··· Provided information
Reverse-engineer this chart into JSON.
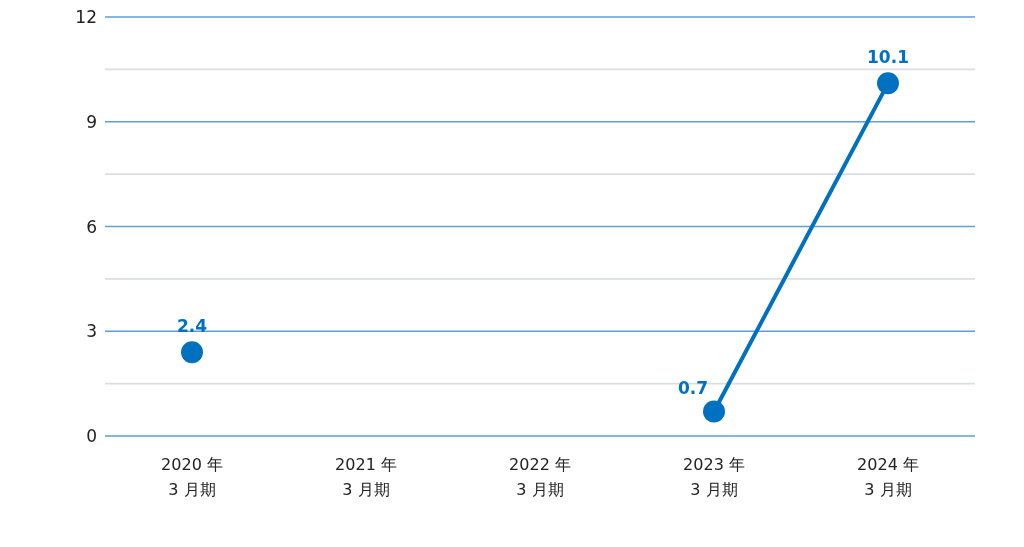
{
  "chart_data": {
    "type": "line",
    "categories": [
      "2020 年\n3 月期",
      "2021 年\n3 月期",
      "2022 年\n3 月期",
      "2023 年\n3 月期",
      "2024 年\n3 月期"
    ],
    "series": [
      {
        "color": "#0070c0",
        "values": [
          2.4,
          null,
          null,
          0.7,
          10.1
        ]
      }
    ],
    "ylim": [
      0,
      12
    ],
    "yticks": [
      0,
      {
        "value": 1.5,
        "label": null
      },
      3,
      {
        "value": 4.5,
        "label": null
      },
      6,
      {
        "value": 7.5,
        "label": null
      },
      9,
      {
        "value": 10.5,
        "label": null
      },
      12
    ],
    "grid": "y",
    "marker": "circle",
    "line_style": "solid",
    "data_labels": true
  }
}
······
Omit the pictures, then output the rest of the listing exactly.

Reverse-engineer this chart into JSON.
{
  "chart_data": {
    "type": "line",
    "categories": [
      "2020 年\n3 月期",
      "2021 年\n3 月期",
      "2022 年\n3 月期",
      "2023 年\n3 月期",
      "2024 年\n3 月期"
    ],
    "series": [
      {
        "color": "#0070c0",
        "values": [
          2.4,
          null,
          null,
          0.7,
          10.1
        ]
      }
    ],
    "ylim": [
      0,
      12
    ],
    "yticks": [
      0,
      {
        "value": 1.5,
        "label": null
      },
      3,
      {
        "value": 4.5,
        "label": null
      },
      6,
      {
        "value": 7.5,
        "label": null
      },
      9,
      {
        "value": 10.5,
        "label": null
      },
      12
    ],
    "grid": "y",
    "marker": "circle",
    "line_style": "solid",
    "data_labels": true
  }
}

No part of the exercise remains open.